Dataset entries:
----
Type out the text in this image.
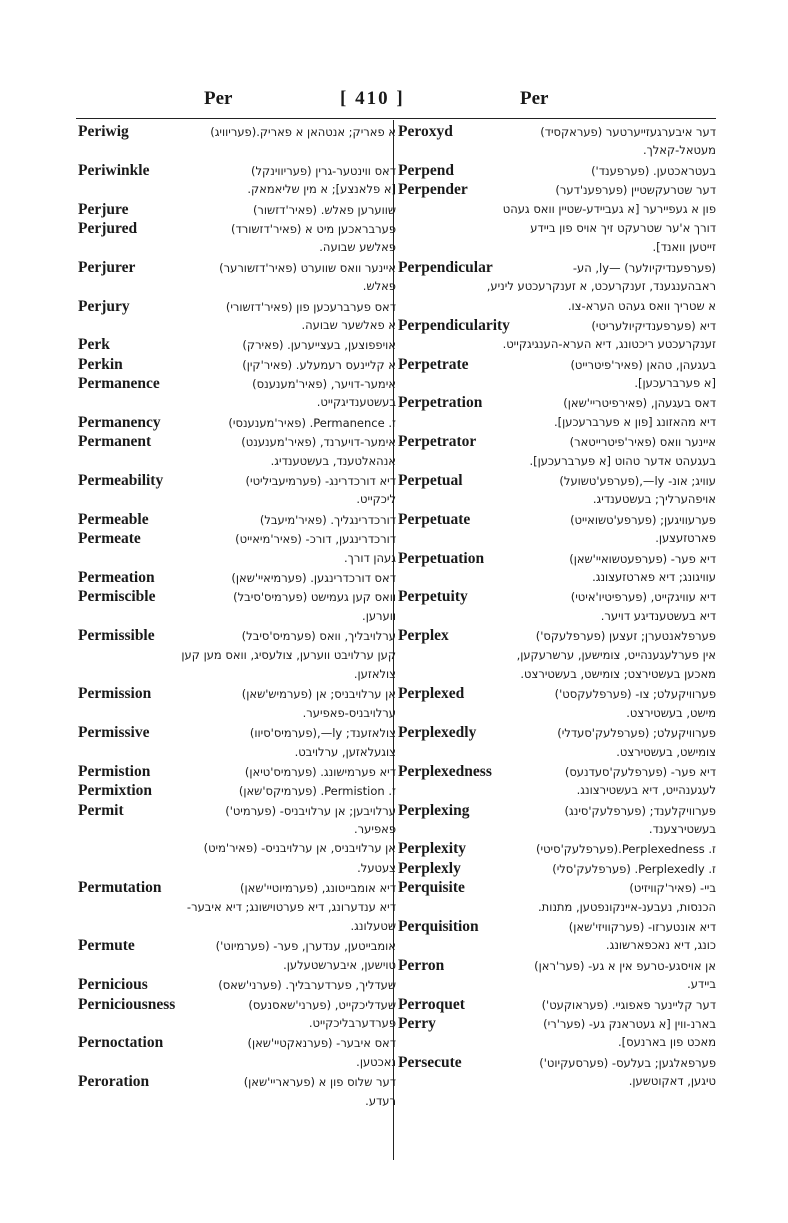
Per	[ 410 ]	Per
Periwig	א פאריק; אנטהאן א פאריק.(פעריוויג)
Periwinkle	דאס ווינטער-גרין (פעריווינקל)
[א פלאנצע]; א מין שליאמאק.
Perjure	שווערען פאלש. (פאיר'דזשור)
Perjured	פערבראכען מיט א (פאיר'דזשורד)
פאלשע שבועה.
Perjurer	איינער וואס שווערט (פאיר'דזשורער)
פאלש.
Perjury	דאס פערברעכען פון (פאיר'דזשורי)
א פאלשער שבועה.
Perk	אויפפוצען, בעצייערען. (פאירק)
Perkin	א קליינעס רעמעלע. (פאיר'קין)
Permanence	אימער-דויער, (פאיר'מענענס)
בעשטענדיגקייט.
Permanency	ז. Permanence. (פאיר'מענענסי)
Permanent	אימער-דויערנד, (פאיר'מענענט)
אנהאלטענד, בעשטענדיג.
Permeability	דיא דורכדרינג- (פערמיעביליטי)
ליכקייט.
Permeable	דורכדרינגליך. (פאיר'מיעבל)
Permeate	דורכדרינגען, דורכ- (פאיר'מיאייט)
געהן דורך.
Permeation	דאס דורכדרינגען. (פערמיאיי'שאן)
Permiscible	וואס קען געמישט (פערמיס'סיבל)
ווערען.
Permissible	ערלויבליך, וואס (פערמיס'סיבל)
קען ערלויבט ווערען, צולעסיג, וואס מען קען
צולאזען.
Permission	אן ערלויבניס; אן (פערמיש'שאן)
ערלויבניס-פאפיער.
Permissive	צולאזענד; ly—,(פערמיס'סיוו)
צוגעלאזען, ערלויבט.
Permistion	דיא פערמישונג. (פערמיס'טיאן)
Permixtion	ז. Permistion. (פערמיקס'שאן)
Permit	ערלויבען; אן ערלויבניס- (פערמיט')
פאפיער.
אן ערלויבניס, אן ערלויבניס- (פאיר'מיט)
צעטעל.
Permutation	דיא אומבייטונג, (פערמיוטיי'שאן)
דיא ענדערונג, דיא פערטוישונג; דיא איבער-
שטעלונג.
Permute	אומבייטען, ענדערן, פער- (פערמיוט')
טוישען, איבערשטעלען.
Pernicious	שעדליך, פערדערבליך. (פערני'שאס)
Perniciousness	שעדליכקייט, (פערני'שאסנעס)
פערדערבליכקייט.
Pernoctation	דאס איבער- (פערנאקטיי'שאן)
נאכטען.
Peroration	דער שלוס פון א (פעראריי'שאן)
רעדע.
Peroxyd	דער איבערגעזייערטער (פעראקסיד)
מעטאל-קאלך.
Perpend	בעטראכטען. (פערפענד')
Perpender	דער שטרעקשטיין (פערפענ'דער)
פון א געפיירער [א געביידע-שטיין וואס געהט
דורך א'ער שטרעקט זיך אויס פון ביידע
זייטען וואנד].
Perpendicular	(פערפענדיקיולער) —ly, הע-
ראבהענגענד, זענקרעכט, א זענקרעכטע ליניע,
א שטריך וואס געהט הערא-צו.
Perpendicularity	דיא (פערפענדיקיולעריטי)
זענקרעכטע ריכטונג, דיא הערא-הענגיגקייט.
Perpetrate	בעגעהן, טהאן (פאיר'פיטרייט)
[א פערברעכען].
Perpetration	דאס בעגעהן, (פאירפיטריי'שאן)
דיא מהאזונג [פון א פערברעכען].
Perpetrator	איינער וואס (פאיר'פיטרייטאר)
בעגעהט אדער טהוט [א פערברעכען].
Perpetual	עוויג; אונ- ly—,(פערפע'טשועל)
אויפהערליך; בעשטענדיג.
Perpetuate	פערעוויגען; (פערפע'טשואייט)
פארטזעצען.
Perpetuation	דיא פער- (פערפעטשואיי'שאן)
עוויגונג; דיא פארטזעצונג.
Perpetuity	דיא עוויגקייט, (פערפיטיו'איטי)
דיא בעשטענדיגע דויער.
Perplex	פערפלאנטערן; זעצען (פערפלעקס')
אין פערלעגענהייט, צומישען, ערשרעקען,
מאכען בעשטירצט; צומישט, בעשטירצט.
Perplexed	פערוויקעלט; צו- (פערפלעקסט')
מישט, בעשטירצט.
Perplexedly	פערוויקעלט; (פערפלעק'סעדלי)
צומישט, בעשטירצט.
Perplexedness	דיא פער- (פערפלעק'סעדנעס)
לעגענהייט, דיא בעשטירצונג.
Perplexing	פערוויקלענד; (פערפלעק'סינג)
בעשטירצענד.
Perplexity	ז. Perplexedness.(פערפלעק'סיטי)
Perplexly	ז. Perplexedly. (פערפלעק'סלי)
Perquisite	ביי- (פאיר'קוויזיט)
הכנסות, נעבענ-איינקונפטען, מתנות.
Perquisition	דיא אונטערזו- (פערקוויזי'שאן)
כונג, דיא נאכפארשונג.
Perron	אן אויסגע-טרעפ אין א גע- (פער'ראן)
ביידע.
Perroquet	דער קליינער פאפוגיי. (פעראוקעט')
Perry	בארנ-ווין [א געטראנק גע- (פער'רי)
מאכט פון בארנעס].
Persecute	פערפאלגען; בעלעס- (פערסעקיוט')
טיגען, דאקוטשען.
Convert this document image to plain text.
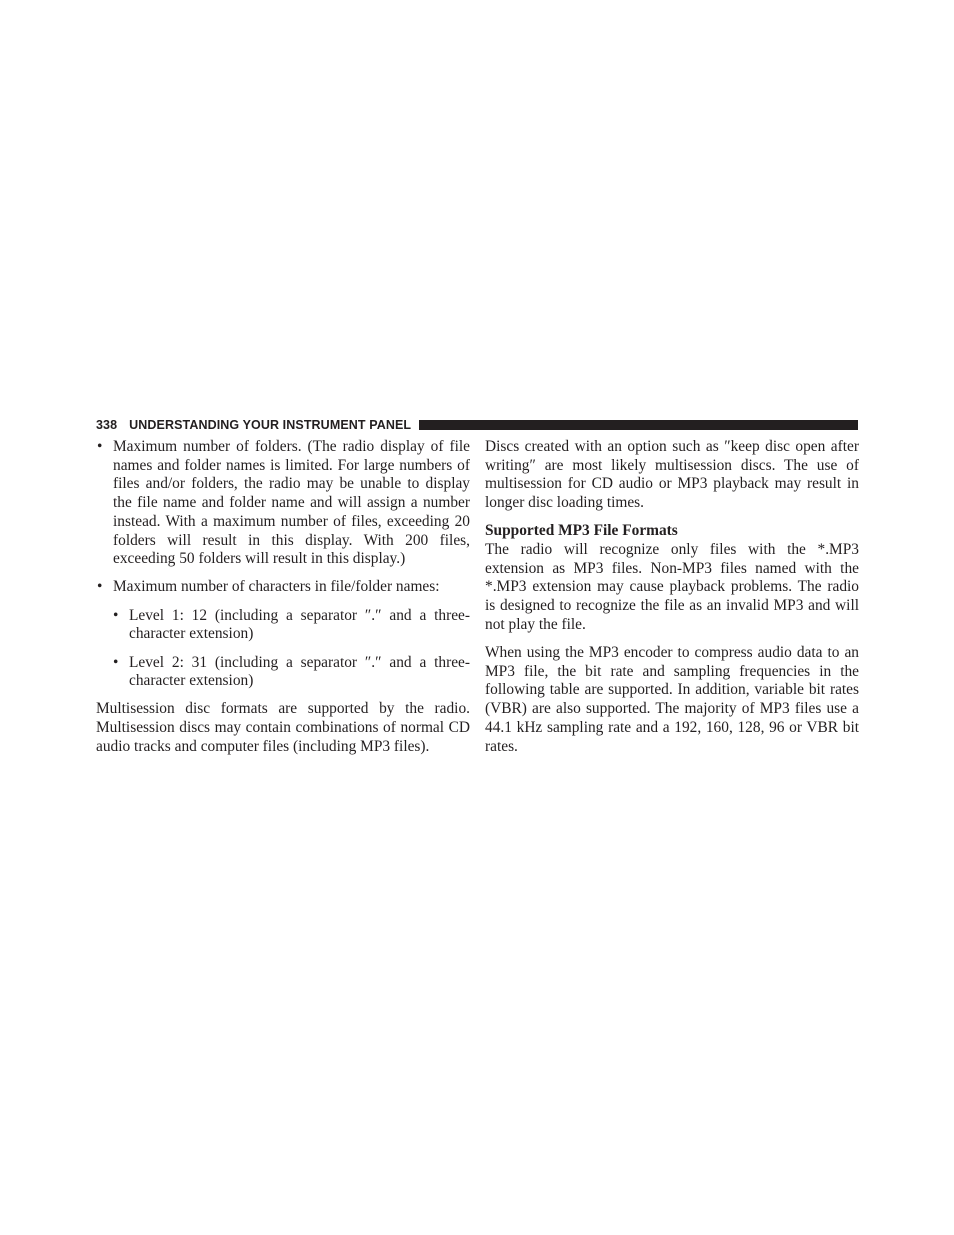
338 UNDERSTANDING YOUR INSTRUMENT PANEL
• Maximum number of folders. (The radio display of file names and folder names is limited. For large numbers of files and/or folders, the radio may be unable to display the file name and folder name and will assign a number instead. With a maximum number of files, exceeding 20 folders will result in this display. With 200 files, exceeding 50 folders will result in this display.)
• Maximum number of characters in file/folder names:
• Level 1: 12 (including a separator ″.″ and a three-character extension)
• Level 2: 31 (including a separator ″.″ and a three-character extension)

Multisession disc formats are supported by the radio. Multisession discs may contain combinations of normal CD audio tracks and computer files (including MP3 files).

Discs created with an option such as ″keep disc open after writing″ are most likely multisession discs. The use of multisession for CD audio or MP3 playback may result in longer disc loading times.

Supported MP3 File Formats

The radio will recognize only files with the *.MP3 extension as MP3 files. Non-MP3 files named with the *.MP3 extension may cause playback problems. The radio is designed to recognize the file as an invalid MP3 and will not play the file.

When using the MP3 encoder to compress audio data to an MP3 file, the bit rate and sampling frequencies in the following table are supported. In addition, variable bit rates (VBR) are also supported. The majority of MP3 files use a 44.1 kHz sampling rate and a 192, 160, 128, 96 or VBR bit rates.
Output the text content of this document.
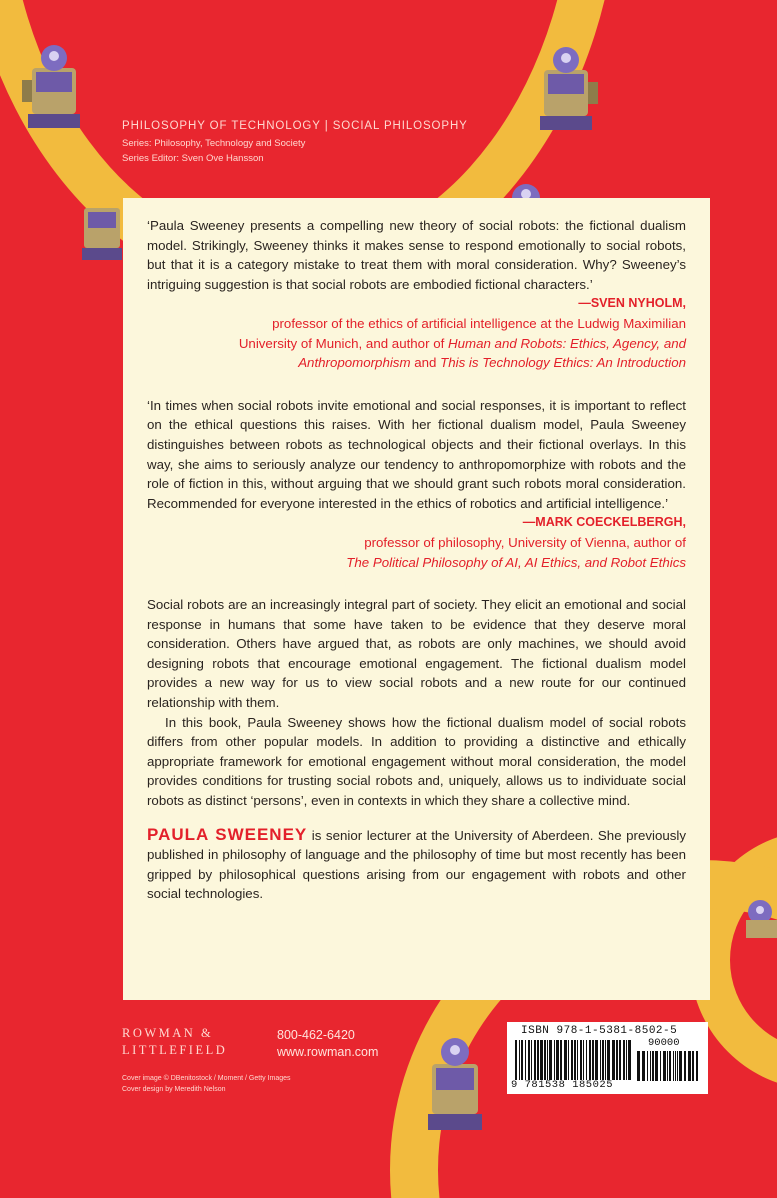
PHILOSOPHY OF TECHNOLOGY | SOCIAL PHILOSOPHY
Series: Philosophy, Technology and Society
Series Editor: Sven Ove Hansson
‘Paula Sweeney presents a compelling new theory of social robots: the fictional dualism model. Strikingly, Sweeney thinks it makes sense to respond emotionally to social robots, but that it is a category mistake to treat them with moral consideration. Why? Sweeney’s intriguing suggestion is that social robots are embodied fictional characters.’
—SVEN NYHOLM,
professor of the ethics of artificial intelligence at the Ludwig Maximilian
University of Munich, and author of Human and Robots: Ethics, Agency, and
Anthropomorphism and This is Technology Ethics: An Introduction
‘In times when social robots invite emotional and social responses, it is important to reflect on the ethical questions this raises. With her fictional dualism model, Paula Sweeney distinguishes between robots as technological objects and their fictional overlays. In this way, she aims to seriously analyze our tendency to anthropomorphize with robots and the role of fiction in this, without arguing that we should grant such robots moral consideration. Recommended for everyone interested in the ethics of robotics and artificial intelligence.’
—MARK COECKELBERGH,
professor of philosophy, University of Vienna, author of
The Political Philosophy of AI, AI Ethics, and Robot Ethics
Social robots are an increasingly integral part of society. They elicit an emotional and social response in humans that some have taken to be evidence that they deserve moral consideration. Others have argued that, as robots are only machines, we should avoid designing robots that encourage emotional engagement. The fictional dualism model provides a new way for us to view social robots and a new route for our continued relationship with them.
In this book, Paula Sweeney shows how the fictional dualism model of social robots differs from other popular models. In addition to providing a distinctive and ethically appropriate framework for emotional engagement without moral consideration, the model provides conditions for trusting social robots and, uniquely, allows us to individuate social robots as distinct ‘persons’, even in contexts in which they share a collective mind.
PAULA SWEENEY is senior lecturer at the University of Aberdeen. She previously published in philosophy of language and the philosophy of time but most recently has been gripped by philosophical questions arising from our engagement with robots and other social technologies.
ROWMAN &
LITTLEFIELD
800-462-6420
www.rowman.com
Cover image © DBenitostock / Moment / Getty Images
Cover design by Meredith Nelson
ISBN 978-1-5381-8502-5
9 781538 185025
90000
----
• WORK TO COMPLETE:
Go through the material line by line. Show each line that contains the string "בעשטירצט".

• FULL RESPONSE:
מאכען בעשטירצט; צומישט, בעשטירצט.
מישט, בעשטירצט.
צומישט, בעשטירצט.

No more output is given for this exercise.